··· PROVIDED ENTRIES ···

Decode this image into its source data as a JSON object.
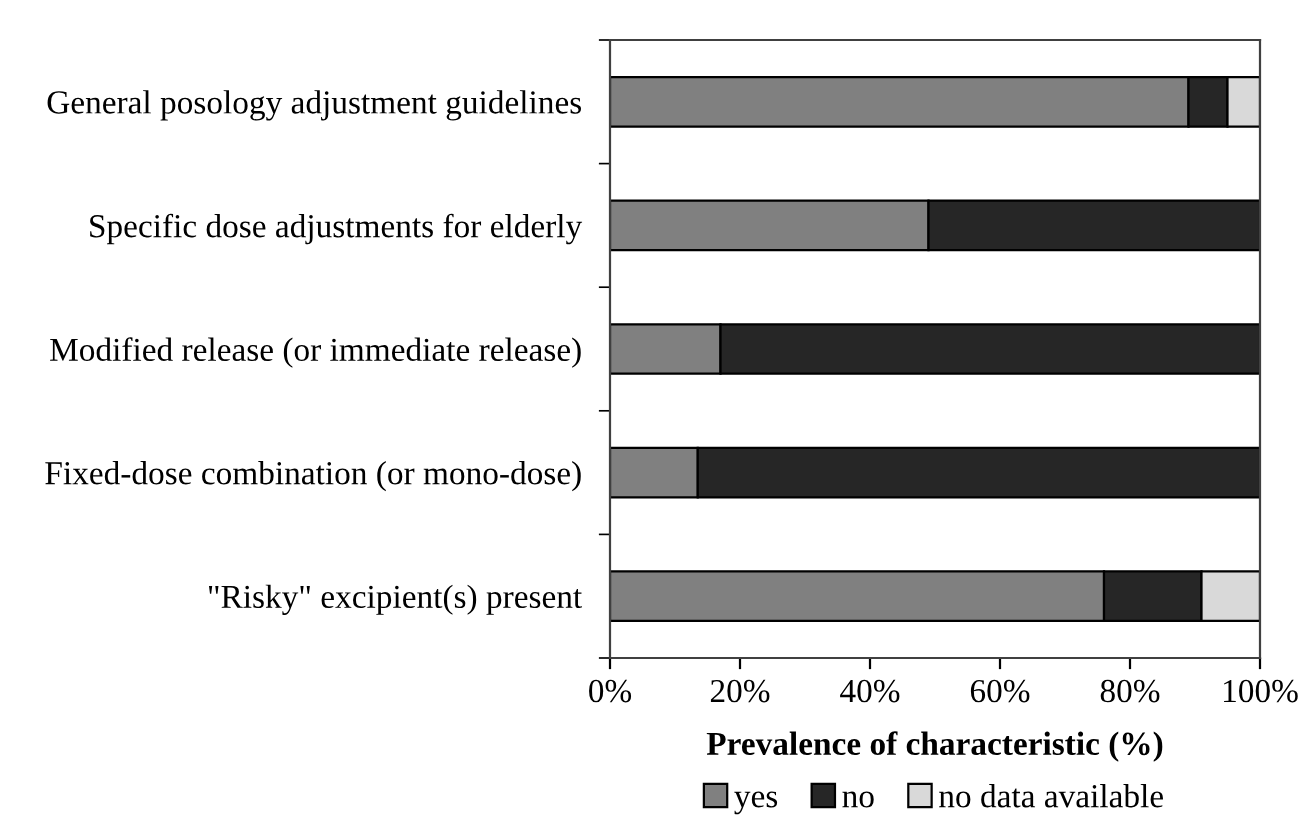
{
  "chart_data": {
    "type": "bar",
    "orientation": "horizontal",
    "stacked": true,
    "categories": [
      "General posology adjustment guidelines",
      "Specific dose adjustments for elderly",
      "Modified release (or immediate release)",
      "Fixed-dose combination (or mono-dose)",
      "\"Risky\" excipient(s) present"
    ],
    "series": [
      {
        "name": "yes",
        "color": "#808080",
        "values": [
          89,
          49,
          17,
          13.5,
          76
        ]
      },
      {
        "name": "no",
        "color": "#262626",
        "values": [
          6,
          51,
          83,
          86.5,
          15
        ]
      },
      {
        "name": "no data available",
        "color": "#d9d9d9",
        "values": [
          5,
          0,
          0,
          0,
          9
        ]
      }
    ],
    "xlabel": "Prevalence of characteristic (%)",
    "xlim": [
      0,
      100
    ],
    "xticks": [
      {
        "value": 0,
        "label": "0%"
      },
      {
        "value": 20,
        "label": "20%"
      },
      {
        "value": 40,
        "label": "40%"
      },
      {
        "value": 60,
        "label": "60%"
      },
      {
        "value": 80,
        "label": "80%"
      },
      {
        "value": 100,
        "label": "100%"
      }
    ],
    "grid": false,
    "legend": "bottom"
  }
}
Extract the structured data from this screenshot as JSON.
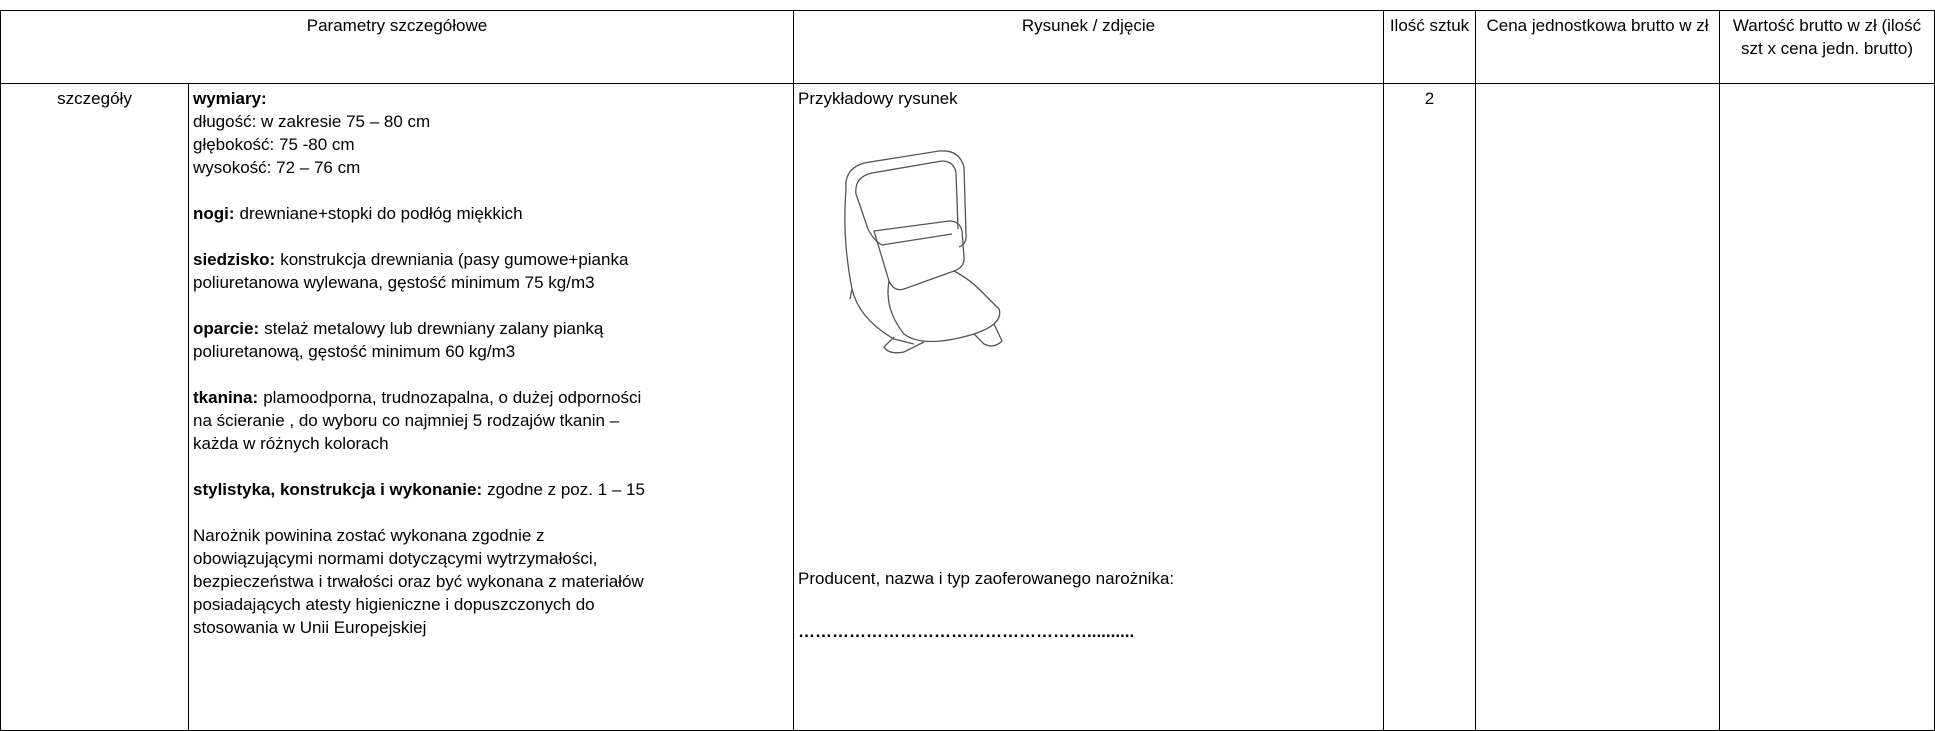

···

▶ GIVEN INSTRUCTION: Using the records above, select and copy every line that has the word "dose".

▶ ANSWER FOR THE TASK:
      "Specific dose adjustments for elderly",
      "Fixed-dose combination (or mono-dose)",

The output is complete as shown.